→ **Figure dataset records**
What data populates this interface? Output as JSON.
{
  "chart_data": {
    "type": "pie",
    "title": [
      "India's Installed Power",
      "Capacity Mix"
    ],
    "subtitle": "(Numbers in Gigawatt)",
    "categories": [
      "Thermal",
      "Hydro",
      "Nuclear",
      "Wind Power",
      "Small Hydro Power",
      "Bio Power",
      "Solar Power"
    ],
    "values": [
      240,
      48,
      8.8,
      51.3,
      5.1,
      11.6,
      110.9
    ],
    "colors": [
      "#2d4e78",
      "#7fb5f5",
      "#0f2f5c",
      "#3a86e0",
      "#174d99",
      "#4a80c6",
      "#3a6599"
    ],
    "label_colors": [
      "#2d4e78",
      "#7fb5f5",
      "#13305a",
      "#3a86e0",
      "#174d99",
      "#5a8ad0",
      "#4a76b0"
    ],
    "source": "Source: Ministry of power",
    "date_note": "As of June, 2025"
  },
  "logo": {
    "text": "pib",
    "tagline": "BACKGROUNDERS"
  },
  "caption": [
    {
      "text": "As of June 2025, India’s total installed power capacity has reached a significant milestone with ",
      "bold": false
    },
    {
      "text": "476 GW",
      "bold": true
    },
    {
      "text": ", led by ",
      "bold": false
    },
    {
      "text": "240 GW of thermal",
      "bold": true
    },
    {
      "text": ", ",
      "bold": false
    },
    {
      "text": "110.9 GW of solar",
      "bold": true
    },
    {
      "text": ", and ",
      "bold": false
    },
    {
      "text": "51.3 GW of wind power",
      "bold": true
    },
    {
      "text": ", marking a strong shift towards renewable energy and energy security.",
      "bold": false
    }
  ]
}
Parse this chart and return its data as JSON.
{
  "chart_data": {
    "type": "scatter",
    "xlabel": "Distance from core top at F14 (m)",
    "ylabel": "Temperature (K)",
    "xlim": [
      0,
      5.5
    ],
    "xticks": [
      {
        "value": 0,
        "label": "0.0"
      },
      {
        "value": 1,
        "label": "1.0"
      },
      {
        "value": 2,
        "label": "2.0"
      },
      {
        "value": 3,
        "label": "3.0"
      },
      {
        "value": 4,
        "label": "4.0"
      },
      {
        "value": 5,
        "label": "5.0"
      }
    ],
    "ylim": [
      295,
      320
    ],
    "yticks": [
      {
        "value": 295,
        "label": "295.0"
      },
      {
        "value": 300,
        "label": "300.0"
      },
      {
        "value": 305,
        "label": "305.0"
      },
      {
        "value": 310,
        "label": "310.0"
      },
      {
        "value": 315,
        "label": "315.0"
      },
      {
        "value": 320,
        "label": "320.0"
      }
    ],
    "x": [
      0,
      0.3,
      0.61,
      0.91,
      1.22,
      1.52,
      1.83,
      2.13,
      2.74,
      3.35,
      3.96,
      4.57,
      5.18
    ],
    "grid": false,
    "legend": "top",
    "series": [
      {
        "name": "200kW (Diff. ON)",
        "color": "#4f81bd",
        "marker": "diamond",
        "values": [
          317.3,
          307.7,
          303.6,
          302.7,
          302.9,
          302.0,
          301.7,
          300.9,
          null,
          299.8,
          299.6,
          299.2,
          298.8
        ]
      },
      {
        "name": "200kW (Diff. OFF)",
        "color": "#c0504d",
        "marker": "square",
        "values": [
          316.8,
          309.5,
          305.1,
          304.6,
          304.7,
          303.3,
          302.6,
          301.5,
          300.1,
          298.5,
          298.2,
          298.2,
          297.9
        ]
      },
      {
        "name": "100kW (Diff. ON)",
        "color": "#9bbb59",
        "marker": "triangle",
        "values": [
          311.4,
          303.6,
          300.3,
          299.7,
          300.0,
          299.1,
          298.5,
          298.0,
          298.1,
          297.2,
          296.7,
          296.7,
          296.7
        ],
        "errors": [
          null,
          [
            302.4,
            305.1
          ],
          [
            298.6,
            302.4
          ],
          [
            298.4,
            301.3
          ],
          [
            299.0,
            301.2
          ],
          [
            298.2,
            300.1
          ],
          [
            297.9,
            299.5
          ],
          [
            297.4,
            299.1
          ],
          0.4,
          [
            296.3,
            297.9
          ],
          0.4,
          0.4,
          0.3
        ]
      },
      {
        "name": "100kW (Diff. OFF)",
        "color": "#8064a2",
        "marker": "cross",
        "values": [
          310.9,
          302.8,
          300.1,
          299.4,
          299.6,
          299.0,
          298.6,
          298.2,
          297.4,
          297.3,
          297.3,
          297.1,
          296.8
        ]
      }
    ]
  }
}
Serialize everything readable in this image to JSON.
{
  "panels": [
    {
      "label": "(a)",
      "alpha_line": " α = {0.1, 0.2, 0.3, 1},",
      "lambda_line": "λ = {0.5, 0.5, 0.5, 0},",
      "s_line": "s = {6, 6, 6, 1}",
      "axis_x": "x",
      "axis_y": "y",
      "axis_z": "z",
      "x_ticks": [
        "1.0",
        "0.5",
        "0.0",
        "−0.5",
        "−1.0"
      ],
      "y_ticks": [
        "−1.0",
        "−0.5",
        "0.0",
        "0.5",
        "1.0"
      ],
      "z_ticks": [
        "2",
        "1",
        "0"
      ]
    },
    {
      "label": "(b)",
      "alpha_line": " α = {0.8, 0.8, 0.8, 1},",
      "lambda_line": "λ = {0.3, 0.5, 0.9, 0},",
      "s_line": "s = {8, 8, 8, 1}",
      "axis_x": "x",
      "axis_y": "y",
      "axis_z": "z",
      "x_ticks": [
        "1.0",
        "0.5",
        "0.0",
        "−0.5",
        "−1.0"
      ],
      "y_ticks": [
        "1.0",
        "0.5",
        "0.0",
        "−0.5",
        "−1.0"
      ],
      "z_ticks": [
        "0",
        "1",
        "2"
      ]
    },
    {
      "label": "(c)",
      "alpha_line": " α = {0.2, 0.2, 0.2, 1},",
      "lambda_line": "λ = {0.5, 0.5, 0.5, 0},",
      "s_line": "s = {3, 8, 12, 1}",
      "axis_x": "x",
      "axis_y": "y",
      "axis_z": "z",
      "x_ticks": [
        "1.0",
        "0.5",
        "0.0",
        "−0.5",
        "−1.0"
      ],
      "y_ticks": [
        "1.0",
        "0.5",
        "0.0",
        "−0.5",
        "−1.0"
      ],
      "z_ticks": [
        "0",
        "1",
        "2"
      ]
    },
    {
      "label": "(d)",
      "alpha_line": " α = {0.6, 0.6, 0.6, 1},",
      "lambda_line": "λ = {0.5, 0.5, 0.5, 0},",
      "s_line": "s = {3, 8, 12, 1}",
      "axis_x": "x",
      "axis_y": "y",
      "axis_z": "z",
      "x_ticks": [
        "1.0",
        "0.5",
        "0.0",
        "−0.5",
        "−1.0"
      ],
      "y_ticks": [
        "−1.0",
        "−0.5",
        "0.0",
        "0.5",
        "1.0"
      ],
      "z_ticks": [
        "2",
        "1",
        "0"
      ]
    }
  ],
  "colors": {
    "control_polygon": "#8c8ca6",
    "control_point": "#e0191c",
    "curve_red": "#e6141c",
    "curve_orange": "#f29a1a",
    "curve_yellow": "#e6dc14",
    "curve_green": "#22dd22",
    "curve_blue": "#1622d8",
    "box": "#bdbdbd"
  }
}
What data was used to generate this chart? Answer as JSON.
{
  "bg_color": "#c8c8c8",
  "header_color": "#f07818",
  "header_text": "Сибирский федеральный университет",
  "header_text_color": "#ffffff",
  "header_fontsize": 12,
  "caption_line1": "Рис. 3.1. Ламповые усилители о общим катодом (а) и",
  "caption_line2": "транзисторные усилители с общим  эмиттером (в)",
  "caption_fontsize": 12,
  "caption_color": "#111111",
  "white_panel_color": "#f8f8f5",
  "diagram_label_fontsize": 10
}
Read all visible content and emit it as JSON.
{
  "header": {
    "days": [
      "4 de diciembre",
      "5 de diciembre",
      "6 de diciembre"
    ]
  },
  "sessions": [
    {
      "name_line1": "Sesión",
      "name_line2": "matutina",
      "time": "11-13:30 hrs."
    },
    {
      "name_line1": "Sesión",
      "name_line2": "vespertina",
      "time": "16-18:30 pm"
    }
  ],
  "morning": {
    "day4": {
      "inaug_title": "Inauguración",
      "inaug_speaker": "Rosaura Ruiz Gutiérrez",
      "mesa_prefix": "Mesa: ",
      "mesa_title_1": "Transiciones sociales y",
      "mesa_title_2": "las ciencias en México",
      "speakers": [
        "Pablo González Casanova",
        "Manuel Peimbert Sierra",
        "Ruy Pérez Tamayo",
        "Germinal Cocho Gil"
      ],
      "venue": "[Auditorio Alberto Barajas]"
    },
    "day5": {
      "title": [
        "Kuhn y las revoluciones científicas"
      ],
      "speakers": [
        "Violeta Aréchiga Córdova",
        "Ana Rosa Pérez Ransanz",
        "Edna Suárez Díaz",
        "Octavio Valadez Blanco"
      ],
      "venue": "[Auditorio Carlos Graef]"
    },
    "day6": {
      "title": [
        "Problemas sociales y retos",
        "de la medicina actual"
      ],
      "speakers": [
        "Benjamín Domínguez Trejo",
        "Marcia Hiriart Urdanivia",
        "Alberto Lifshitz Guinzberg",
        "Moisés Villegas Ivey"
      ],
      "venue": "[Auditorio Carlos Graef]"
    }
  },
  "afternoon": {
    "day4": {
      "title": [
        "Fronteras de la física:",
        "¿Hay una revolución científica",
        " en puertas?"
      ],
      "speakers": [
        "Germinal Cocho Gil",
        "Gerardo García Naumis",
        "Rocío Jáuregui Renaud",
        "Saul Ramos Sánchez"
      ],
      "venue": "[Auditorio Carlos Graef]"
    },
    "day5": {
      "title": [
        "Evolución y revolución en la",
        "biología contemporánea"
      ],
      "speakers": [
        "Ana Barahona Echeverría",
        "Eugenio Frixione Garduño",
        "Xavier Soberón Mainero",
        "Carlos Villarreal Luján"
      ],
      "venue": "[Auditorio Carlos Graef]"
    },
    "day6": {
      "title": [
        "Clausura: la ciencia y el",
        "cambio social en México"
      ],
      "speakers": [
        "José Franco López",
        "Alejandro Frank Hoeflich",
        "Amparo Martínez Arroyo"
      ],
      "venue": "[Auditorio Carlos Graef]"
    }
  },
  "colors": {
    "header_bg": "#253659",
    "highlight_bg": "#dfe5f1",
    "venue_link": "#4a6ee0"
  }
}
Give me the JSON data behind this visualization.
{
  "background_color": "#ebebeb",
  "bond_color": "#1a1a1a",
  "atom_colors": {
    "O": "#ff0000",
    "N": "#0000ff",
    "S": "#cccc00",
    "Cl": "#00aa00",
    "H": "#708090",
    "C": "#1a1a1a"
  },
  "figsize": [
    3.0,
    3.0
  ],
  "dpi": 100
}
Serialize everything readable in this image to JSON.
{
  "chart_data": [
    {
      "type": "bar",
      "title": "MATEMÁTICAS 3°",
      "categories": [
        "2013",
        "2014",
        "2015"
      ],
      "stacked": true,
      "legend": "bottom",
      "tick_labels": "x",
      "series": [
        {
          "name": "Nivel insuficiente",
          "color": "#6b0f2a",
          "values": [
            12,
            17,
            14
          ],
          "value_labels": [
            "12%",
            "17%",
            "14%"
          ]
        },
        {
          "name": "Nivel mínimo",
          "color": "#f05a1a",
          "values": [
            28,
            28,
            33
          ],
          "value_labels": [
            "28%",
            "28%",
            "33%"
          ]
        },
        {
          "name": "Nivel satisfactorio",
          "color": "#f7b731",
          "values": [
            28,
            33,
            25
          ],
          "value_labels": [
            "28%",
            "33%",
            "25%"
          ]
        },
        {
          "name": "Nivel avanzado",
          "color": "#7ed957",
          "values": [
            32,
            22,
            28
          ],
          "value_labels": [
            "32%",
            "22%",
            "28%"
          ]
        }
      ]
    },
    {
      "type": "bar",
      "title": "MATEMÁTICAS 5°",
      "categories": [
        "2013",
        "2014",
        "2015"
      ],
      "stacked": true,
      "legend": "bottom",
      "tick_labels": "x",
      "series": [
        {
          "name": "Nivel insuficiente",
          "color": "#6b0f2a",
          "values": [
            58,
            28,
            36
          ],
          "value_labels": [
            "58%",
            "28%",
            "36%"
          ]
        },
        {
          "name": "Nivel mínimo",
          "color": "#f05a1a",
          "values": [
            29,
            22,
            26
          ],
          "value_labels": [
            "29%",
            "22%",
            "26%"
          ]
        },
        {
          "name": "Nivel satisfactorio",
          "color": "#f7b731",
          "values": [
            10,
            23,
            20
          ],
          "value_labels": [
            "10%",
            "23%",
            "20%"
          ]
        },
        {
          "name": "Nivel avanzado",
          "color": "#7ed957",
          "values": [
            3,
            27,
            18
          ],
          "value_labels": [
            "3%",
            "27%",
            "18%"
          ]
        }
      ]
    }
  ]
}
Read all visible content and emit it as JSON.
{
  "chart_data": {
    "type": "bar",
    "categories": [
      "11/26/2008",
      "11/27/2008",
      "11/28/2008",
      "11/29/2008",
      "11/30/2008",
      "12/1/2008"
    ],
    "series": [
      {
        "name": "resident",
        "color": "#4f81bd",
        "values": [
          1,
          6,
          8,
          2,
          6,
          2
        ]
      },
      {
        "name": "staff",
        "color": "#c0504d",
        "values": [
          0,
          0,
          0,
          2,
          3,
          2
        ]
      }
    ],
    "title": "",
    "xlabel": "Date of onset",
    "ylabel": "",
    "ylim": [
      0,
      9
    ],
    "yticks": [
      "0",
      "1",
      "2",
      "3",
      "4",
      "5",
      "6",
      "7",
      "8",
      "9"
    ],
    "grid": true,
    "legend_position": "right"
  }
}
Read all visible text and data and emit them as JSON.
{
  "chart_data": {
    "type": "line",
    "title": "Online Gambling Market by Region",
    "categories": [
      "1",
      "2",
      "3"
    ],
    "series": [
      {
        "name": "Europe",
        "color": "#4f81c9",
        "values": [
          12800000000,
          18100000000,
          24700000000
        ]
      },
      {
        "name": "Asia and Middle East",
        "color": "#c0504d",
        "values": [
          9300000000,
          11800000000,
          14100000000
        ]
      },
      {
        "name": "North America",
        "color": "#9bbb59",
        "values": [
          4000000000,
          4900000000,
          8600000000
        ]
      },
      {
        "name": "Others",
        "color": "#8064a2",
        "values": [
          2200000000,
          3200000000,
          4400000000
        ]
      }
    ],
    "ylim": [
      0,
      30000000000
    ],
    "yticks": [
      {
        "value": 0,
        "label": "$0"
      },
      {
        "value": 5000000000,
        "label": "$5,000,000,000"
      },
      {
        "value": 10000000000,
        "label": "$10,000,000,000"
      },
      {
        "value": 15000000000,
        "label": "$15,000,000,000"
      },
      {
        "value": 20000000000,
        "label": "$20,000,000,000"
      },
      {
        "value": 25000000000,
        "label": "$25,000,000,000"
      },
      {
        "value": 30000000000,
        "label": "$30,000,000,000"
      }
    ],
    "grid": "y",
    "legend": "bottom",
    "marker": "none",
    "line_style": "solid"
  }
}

→ **Task**
Lines containing the word "JSON" must all be returned from the material above.

→ **Problem solution**
What data populates this interface? Output as JSON.
Parse this chart and return its data as JSON.
Serialize everything readable in this image to JSON.
What data was used to generate this chart? Answer as JSON.
Read all visible content and emit it as JSON.
Give me the JSON data behind this visualization.
Serialize everything readable in this image to JSON.
Read all visible content and emit it as JSON.
Read all visible text and data and emit them as JSON.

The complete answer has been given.